** Start **

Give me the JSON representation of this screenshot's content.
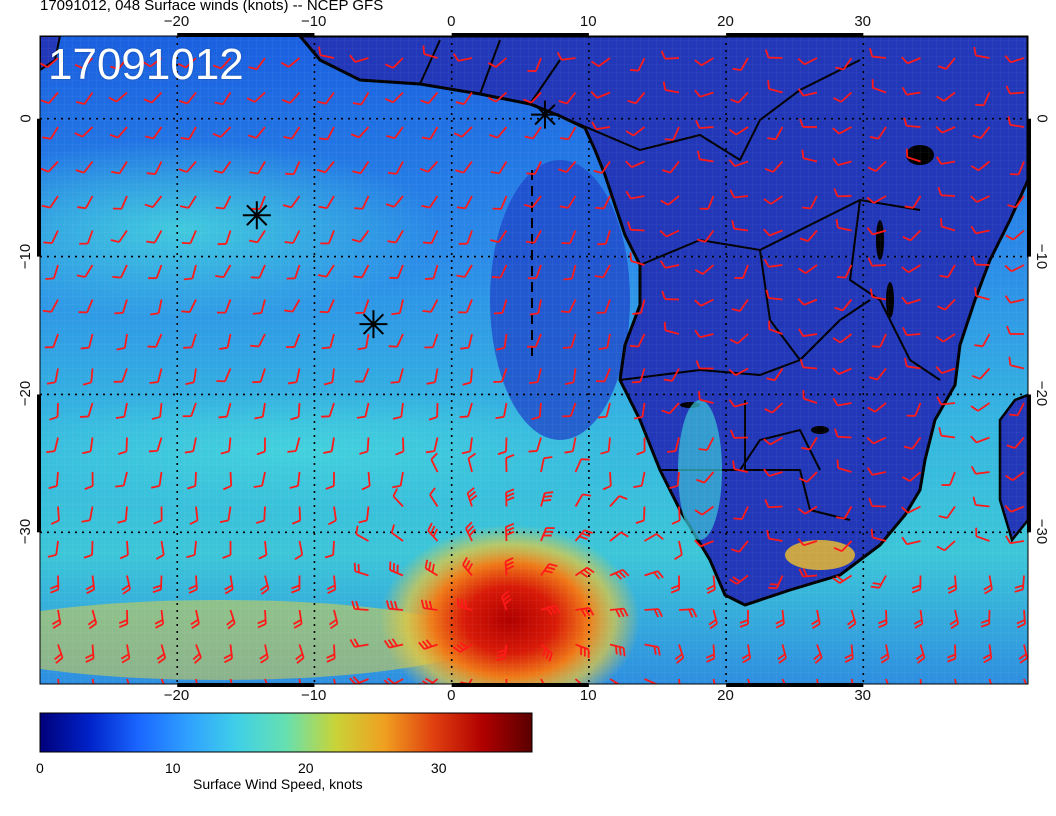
{
  "header": {
    "title": "17091012, 048 Surface winds (knots) -- NCEP GFS",
    "stamp": "17091012"
  },
  "map": {
    "lon_range": [
      -30,
      42
    ],
    "lat_range": [
      -41,
      6
    ],
    "lon_ticks": [
      {
        "value": -20,
        "label": "−20"
      },
      {
        "value": -10,
        "label": "−10"
      },
      {
        "value": 0,
        "label": "0"
      },
      {
        "value": 10,
        "label": "10"
      },
      {
        "value": 20,
        "label": "20"
      },
      {
        "value": 30,
        "label": "30"
      }
    ],
    "lat_ticks": [
      {
        "value": 0,
        "label": "0"
      },
      {
        "value": -10,
        "label": "−10"
      },
      {
        "value": -20,
        "label": "−20"
      },
      {
        "value": -30,
        "label": "−30"
      }
    ],
    "markers": [
      {
        "lon": 6.8,
        "lat": 0.3
      },
      {
        "lon": -14.2,
        "lat": -7.0
      },
      {
        "lon": -5.7,
        "lat": -14.9
      }
    ],
    "colors": {
      "ocean": "#2f7fe0",
      "land": "#2238b8",
      "barb": "#ff1a1a",
      "coast": "#000000",
      "grid": "#000000"
    }
  },
  "colorbar": {
    "title": "Surface Wind Speed, knots",
    "min": 0,
    "max": 37,
    "ticks": [
      {
        "value": 0,
        "label": "0"
      },
      {
        "value": 10,
        "label": "10"
      },
      {
        "value": 20,
        "label": "20"
      },
      {
        "value": 30,
        "label": "30"
      }
    ],
    "colors": [
      "#00007a",
      "#0022c8",
      "#1a66ff",
      "#2fa0ff",
      "#3fd0e8",
      "#66e0b0",
      "#c8d438",
      "#f0a020",
      "#e04010",
      "#b00000",
      "#5a0000"
    ]
  }
}
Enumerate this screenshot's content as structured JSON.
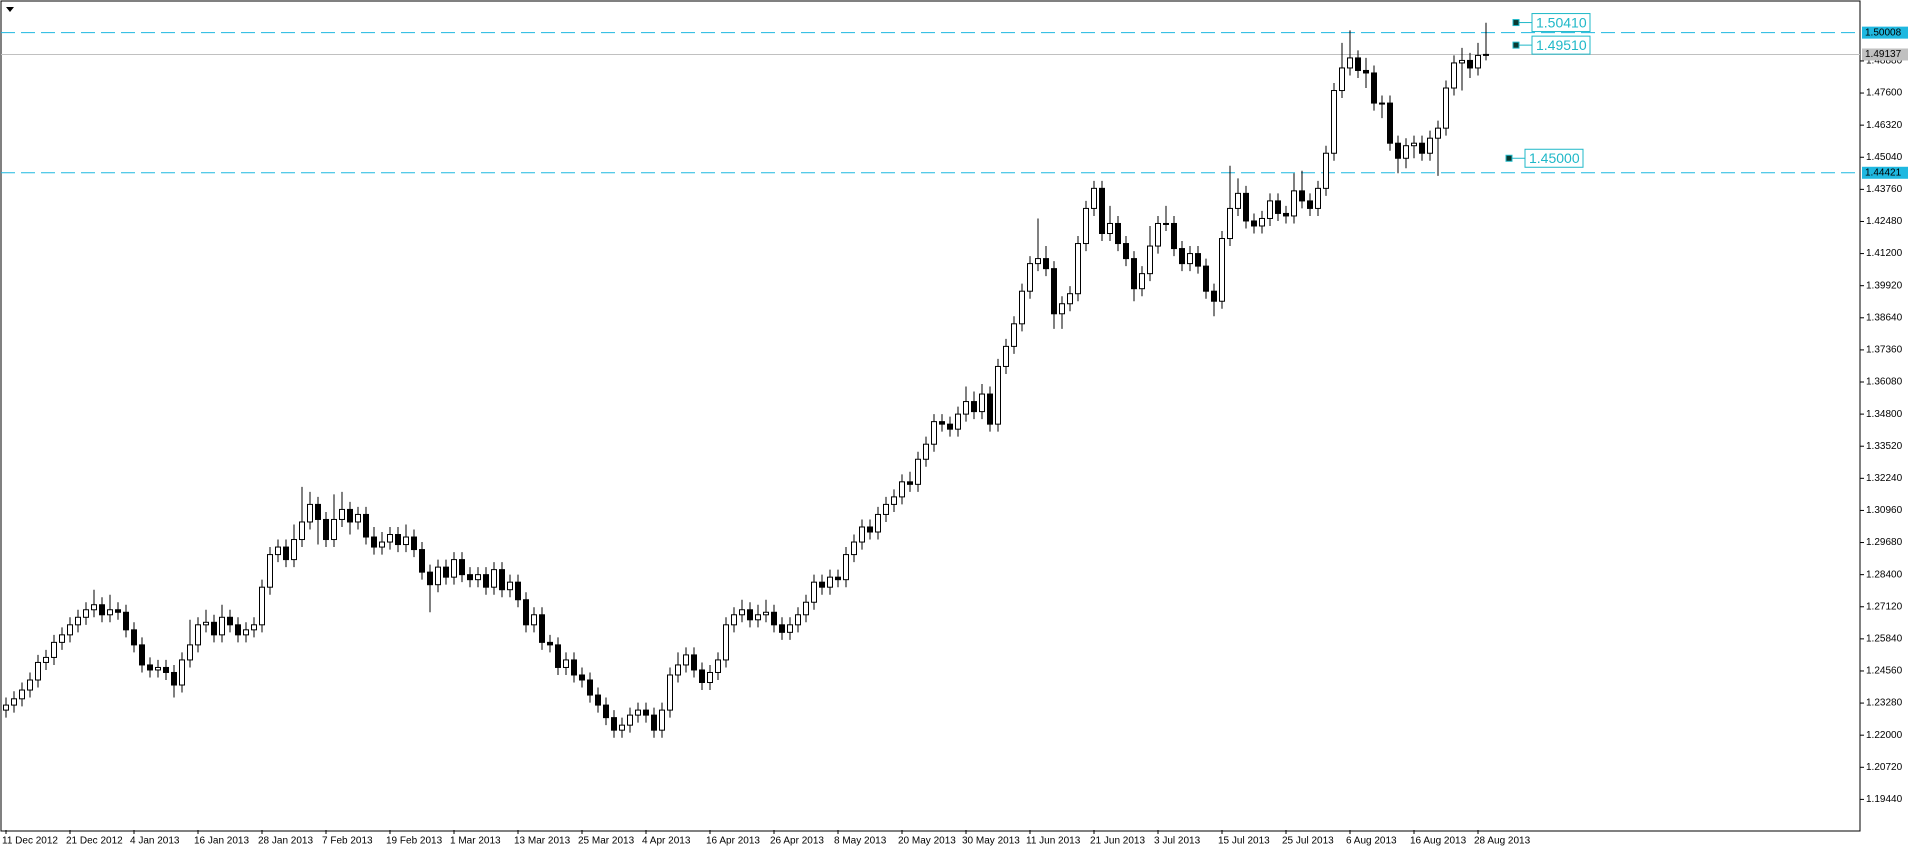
{
  "chart_data": {
    "type": "candlestick",
    "ylim": [
      1.1822,
      1.5107
    ],
    "yticks": [
      {
        "value": 1.1944,
        "label": "1.19440"
      },
      {
        "value": 1.2072,
        "label": "1.20720"
      },
      {
        "value": 1.22,
        "label": "1.22000"
      },
      {
        "value": 1.2328,
        "label": "1.23280"
      },
      {
        "value": 1.2456,
        "label": "1.24560"
      },
      {
        "value": 1.2584,
        "label": "1.25840"
      },
      {
        "value": 1.2712,
        "label": "1.27120"
      },
      {
        "value": 1.284,
        "label": "1.28400"
      },
      {
        "value": 1.2968,
        "label": "1.29680"
      },
      {
        "value": 1.3096,
        "label": "1.30960"
      },
      {
        "value": 1.3224,
        "label": "1.32240"
      },
      {
        "value": 1.3352,
        "label": "1.33520"
      },
      {
        "value": 1.348,
        "label": "1.34800"
      },
      {
        "value": 1.3608,
        "label": "1.36080"
      },
      {
        "value": 1.3736,
        "label": "1.37360"
      },
      {
        "value": 1.3864,
        "label": "1.38640"
      },
      {
        "value": 1.3992,
        "label": "1.39920"
      },
      {
        "value": 1.412,
        "label": "1.41200"
      },
      {
        "value": 1.4248,
        "label": "1.42480"
      },
      {
        "value": 1.4376,
        "label": "1.43760"
      },
      {
        "value": 1.4504,
        "label": "1.45040"
      },
      {
        "value": 1.4632,
        "label": "1.46320"
      },
      {
        "value": 1.476,
        "label": "1.47600"
      },
      {
        "value": 1.4888,
        "label": "1.48880"
      }
    ],
    "categories": [
      "11 Dec 2012",
      null,
      null,
      null,
      null,
      null,
      null,
      null,
      "21 Dec 2012",
      null,
      null,
      null,
      null,
      null,
      null,
      null,
      "4 Jan 2013",
      null,
      null,
      null,
      null,
      null,
      null,
      null,
      "16 Jan 2013",
      null,
      null,
      null,
      null,
      null,
      null,
      null,
      "28 Jan 2013",
      null,
      null,
      null,
      null,
      null,
      null,
      null,
      "7 Feb 2013",
      null,
      null,
      null,
      null,
      null,
      null,
      null,
      "19 Feb 2013",
      null,
      null,
      null,
      null,
      null,
      null,
      null,
      "1 Mar 2013",
      null,
      null,
      null,
      null,
      null,
      null,
      null,
      "13 Mar 2013",
      null,
      null,
      null,
      null,
      null,
      null,
      null,
      "25 Mar 2013",
      null,
      null,
      null,
      null,
      null,
      null,
      null,
      "4 Apr 2013",
      null,
      null,
      null,
      null,
      null,
      null,
      null,
      "16 Apr 2013",
      null,
      null,
      null,
      null,
      null,
      null,
      null,
      "26 Apr 2013",
      null,
      null,
      null,
      null,
      null,
      null,
      null,
      "8 May 2013",
      null,
      null,
      null,
      null,
      null,
      null,
      null,
      "20 May 2013",
      null,
      null,
      null,
      null,
      null,
      null,
      null,
      "30 May 2013",
      null,
      null,
      null,
      null,
      null,
      null,
      null,
      "11 Jun 2013",
      null,
      null,
      null,
      null,
      null,
      null,
      null,
      "21 Jun 2013",
      null,
      null,
      null,
      null,
      null,
      null,
      null,
      "3 Jul 2013",
      null,
      null,
      null,
      null,
      null,
      null,
      null,
      "15 Jul 2013",
      null,
      null,
      null,
      null,
      null,
      null,
      null,
      "25 Jul 2013",
      null,
      null,
      null,
      null,
      null,
      null,
      null,
      "6 Aug 2013",
      null,
      null,
      null,
      null,
      null,
      null,
      null,
      "16 Aug 2013",
      null,
      null,
      null,
      null,
      null,
      null,
      null,
      "28 Aug 2013",
      null
    ],
    "open": [
      1.23,
      1.232,
      1.2345,
      1.238,
      1.242,
      1.249,
      1.251,
      1.257,
      1.26,
      1.264,
      1.267,
      1.27,
      1.272,
      1.268,
      1.27,
      1.269,
      1.262,
      1.256,
      1.248,
      1.246,
      1.247,
      1.245,
      1.24,
      1.25,
      1.256,
      1.264,
      1.265,
      1.26,
      1.267,
      1.264,
      1.26,
      1.262,
      1.264,
      1.279,
      1.292,
      1.295,
      1.29,
      1.298,
      1.305,
      1.312,
      1.306,
      1.298,
      1.306,
      1.31,
      1.305,
      1.308,
      1.299,
      1.295,
      1.297,
      1.3,
      1.296,
      1.299,
      1.294,
      1.285,
      1.28,
      1.287,
      1.283,
      1.29,
      1.284,
      1.282,
      1.284,
      1.279,
      1.286,
      1.278,
      1.281,
      1.274,
      1.264,
      1.268,
      1.257,
      1.256,
      1.247,
      1.25,
      1.244,
      1.242,
      1.236,
      1.232,
      1.227,
      1.222,
      1.224,
      1.228,
      1.23,
      1.228,
      1.222,
      1.23,
      1.244,
      1.248,
      1.252,
      1.246,
      1.241,
      1.245,
      1.25,
      1.264,
      1.268,
      1.27,
      1.266,
      1.268,
      1.269,
      1.264,
      1.261,
      1.264,
      1.268,
      1.273,
      1.281,
      1.279,
      1.283,
      1.282,
      1.292,
      1.297,
      1.303,
      1.301,
      1.308,
      1.312,
      1.315,
      1.321,
      1.32,
      1.33,
      1.336,
      1.345,
      1.344,
      1.342,
      1.348,
      1.353,
      1.349,
      1.356,
      1.344,
      1.367,
      1.375,
      1.384,
      1.397,
      1.408,
      1.41,
      1.406,
      1.388,
      1.392,
      1.396,
      1.416,
      1.43,
      1.438,
      1.42,
      1.424,
      1.416,
      1.41,
      1.398,
      1.404,
      1.415,
      1.424,
      1.424,
      1.414,
      1.408,
      1.412,
      1.407,
      1.397,
      1.393,
      1.418,
      1.43,
      1.436,
      1.425,
      1.423,
      1.426,
      1.433,
      1.428,
      1.427,
      1.437,
      1.433,
      1.43,
      1.438,
      1.452,
      1.477,
      1.486,
      1.49,
      1.485,
      1.484,
      1.472,
      1.472,
      1.456,
      1.45,
      1.455,
      1.456,
      1.452,
      1.458,
      1.462,
      1.478,
      1.488,
      1.489,
      1.486,
      1.491
    ],
    "high": [
      1.235,
      1.2375,
      1.241,
      1.245,
      1.252,
      1.254,
      1.26,
      1.263,
      1.267,
      1.27,
      1.273,
      1.278,
      1.275,
      1.276,
      1.273,
      1.272,
      1.265,
      1.259,
      1.251,
      1.25,
      1.25,
      1.248,
      1.253,
      1.266,
      1.267,
      1.27,
      1.268,
      1.272,
      1.27,
      1.267,
      1.265,
      1.267,
      1.282,
      1.295,
      1.298,
      1.298,
      1.304,
      1.319,
      1.317,
      1.315,
      1.309,
      1.316,
      1.317,
      1.313,
      1.311,
      1.311,
      1.303,
      1.301,
      1.303,
      1.303,
      1.304,
      1.302,
      1.297,
      1.288,
      1.29,
      1.29,
      1.293,
      1.293,
      1.287,
      1.287,
      1.287,
      1.289,
      1.289,
      1.284,
      1.284,
      1.277,
      1.271,
      1.271,
      1.26,
      1.259,
      1.253,
      1.253,
      1.247,
      1.245,
      1.239,
      1.235,
      1.23,
      1.227,
      1.231,
      1.233,
      1.233,
      1.231,
      1.233,
      1.247,
      1.253,
      1.255,
      1.255,
      1.249,
      1.248,
      1.253,
      1.267,
      1.271,
      1.274,
      1.273,
      1.272,
      1.274,
      1.272,
      1.267,
      1.267,
      1.271,
      1.276,
      1.284,
      1.284,
      1.286,
      1.286,
      1.295,
      1.3,
      1.306,
      1.306,
      1.311,
      1.315,
      1.318,
      1.324,
      1.325,
      1.333,
      1.339,
      1.348,
      1.348,
      1.347,
      1.351,
      1.359,
      1.357,
      1.36,
      1.359,
      1.37,
      1.378,
      1.387,
      1.4,
      1.411,
      1.426,
      1.415,
      1.409,
      1.395,
      1.399,
      1.419,
      1.433,
      1.441,
      1.441,
      1.431,
      1.427,
      1.419,
      1.413,
      1.407,
      1.423,
      1.427,
      1.431,
      1.427,
      1.417,
      1.415,
      1.415,
      1.41,
      1.4,
      1.421,
      1.447,
      1.442,
      1.439,
      1.428,
      1.429,
      1.436,
      1.436,
      1.431,
      1.444,
      1.445,
      1.436,
      1.441,
      1.455,
      1.48,
      1.496,
      1.501,
      1.493,
      1.49,
      1.487,
      1.475,
      1.475,
      1.459,
      1.458,
      1.459,
      1.459,
      1.461,
      1.465,
      1.481,
      1.491,
      1.494,
      1.492,
      1.496,
      1.504
    ],
    "low": [
      1.227,
      1.229,
      1.2315,
      1.235,
      1.239,
      1.246,
      1.248,
      1.254,
      1.257,
      1.261,
      1.264,
      1.267,
      1.265,
      1.265,
      1.266,
      1.259,
      1.253,
      1.245,
      1.243,
      1.243,
      1.242,
      1.235,
      1.237,
      1.247,
      1.253,
      1.261,
      1.257,
      1.257,
      1.261,
      1.257,
      1.257,
      1.259,
      1.261,
      1.276,
      1.289,
      1.287,
      1.287,
      1.295,
      1.302,
      1.296,
      1.295,
      1.295,
      1.303,
      1.3,
      1.302,
      1.296,
      1.292,
      1.292,
      1.294,
      1.293,
      1.293,
      1.291,
      1.282,
      1.269,
      1.277,
      1.28,
      1.28,
      1.281,
      1.279,
      1.279,
      1.276,
      1.276,
      1.275,
      1.275,
      1.271,
      1.261,
      1.261,
      1.254,
      1.253,
      1.244,
      1.244,
      1.241,
      1.239,
      1.233,
      1.229,
      1.224,
      1.219,
      1.219,
      1.221,
      1.225,
      1.225,
      1.219,
      1.219,
      1.227,
      1.241,
      1.245,
      1.243,
      1.238,
      1.238,
      1.242,
      1.247,
      1.261,
      1.265,
      1.263,
      1.263,
      1.265,
      1.261,
      1.258,
      1.258,
      1.261,
      1.265,
      1.27,
      1.276,
      1.276,
      1.279,
      1.279,
      1.289,
      1.294,
      1.298,
      1.298,
      1.305,
      1.309,
      1.312,
      1.317,
      1.317,
      1.327,
      1.333,
      1.341,
      1.339,
      1.339,
      1.345,
      1.346,
      1.346,
      1.341,
      1.341,
      1.364,
      1.372,
      1.381,
      1.394,
      1.405,
      1.403,
      1.382,
      1.382,
      1.389,
      1.393,
      1.413,
      1.427,
      1.417,
      1.417,
      1.413,
      1.407,
      1.393,
      1.395,
      1.401,
      1.412,
      1.421,
      1.411,
      1.405,
      1.405,
      1.404,
      1.394,
      1.387,
      1.39,
      1.415,
      1.427,
      1.422,
      1.42,
      1.42,
      1.423,
      1.425,
      1.424,
      1.424,
      1.43,
      1.427,
      1.427,
      1.435,
      1.449,
      1.474,
      1.483,
      1.482,
      1.478,
      1.469,
      1.466,
      1.453,
      1.444,
      1.446,
      1.45,
      1.449,
      1.449,
      1.443,
      1.459,
      1.475,
      1.477,
      1.482,
      1.483,
      1.489
    ],
    "close": [
      1.232,
      1.2345,
      1.238,
      1.242,
      1.249,
      1.251,
      1.257,
      1.26,
      1.264,
      1.267,
      1.27,
      1.272,
      1.268,
      1.27,
      1.269,
      1.262,
      1.256,
      1.248,
      1.246,
      1.247,
      1.245,
      1.24,
      1.25,
      1.256,
      1.264,
      1.265,
      1.26,
      1.267,
      1.264,
      1.26,
      1.262,
      1.264,
      1.279,
      1.292,
      1.295,
      1.29,
      1.298,
      1.305,
      1.312,
      1.306,
      1.298,
      1.306,
      1.31,
      1.305,
      1.308,
      1.299,
      1.295,
      1.297,
      1.3,
      1.296,
      1.299,
      1.294,
      1.285,
      1.28,
      1.287,
      1.283,
      1.29,
      1.284,
      1.282,
      1.284,
      1.279,
      1.286,
      1.278,
      1.281,
      1.274,
      1.264,
      1.268,
      1.257,
      1.256,
      1.247,
      1.25,
      1.244,
      1.242,
      1.236,
      1.232,
      1.227,
      1.222,
      1.224,
      1.228,
      1.23,
      1.228,
      1.222,
      1.23,
      1.244,
      1.248,
      1.252,
      1.246,
      1.241,
      1.245,
      1.25,
      1.264,
      1.268,
      1.27,
      1.266,
      1.268,
      1.269,
      1.264,
      1.261,
      1.264,
      1.268,
      1.273,
      1.281,
      1.279,
      1.283,
      1.282,
      1.292,
      1.297,
      1.303,
      1.301,
      1.308,
      1.312,
      1.315,
      1.321,
      1.32,
      1.33,
      1.336,
      1.345,
      1.344,
      1.342,
      1.348,
      1.353,
      1.349,
      1.356,
      1.344,
      1.367,
      1.375,
      1.384,
      1.397,
      1.408,
      1.41,
      1.406,
      1.388,
      1.392,
      1.396,
      1.416,
      1.43,
      1.438,
      1.42,
      1.424,
      1.416,
      1.41,
      1.398,
      1.404,
      1.415,
      1.424,
      1.424,
      1.414,
      1.408,
      1.412,
      1.407,
      1.397,
      1.393,
      1.418,
      1.43,
      1.436,
      1.425,
      1.423,
      1.426,
      1.433,
      1.428,
      1.427,
      1.437,
      1.433,
      1.43,
      1.438,
      1.452,
      1.477,
      1.486,
      1.49,
      1.485,
      1.484,
      1.472,
      1.472,
      1.456,
      1.45,
      1.455,
      1.456,
      1.452,
      1.458,
      1.462,
      1.478,
      1.488,
      1.489,
      1.486,
      1.491,
      1.4914
    ],
    "up_color": "#ffffff",
    "down_color": "#000000",
    "wick_color": "#000000",
    "hlines": [
      {
        "value": 1.50008,
        "label": "1.50008",
        "color": "#1fb8e0",
        "dashed": true
      },
      {
        "value": 1.44421,
        "label": "1.44421",
        "color": "#1fb8e0",
        "dashed": true
      },
      {
        "value": 1.49137,
        "label": "1.49137",
        "color": "#c0c0c0",
        "dashed": false
      }
    ],
    "annotations": [
      {
        "value": 1.5041,
        "label": "1.50410"
      },
      {
        "value": 1.4951,
        "label": "1.49510"
      },
      {
        "value": 1.45,
        "label": "1.45000"
      }
    ]
  }
}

** End **

■ **BRIEF**:
Choose all lines containing the string "this" and copy them out.

■ **WRITTEN RESPONSE**:
Give me the JSON representation of this screenshot's content.
Enumerate this screenshot's content as structured JSON.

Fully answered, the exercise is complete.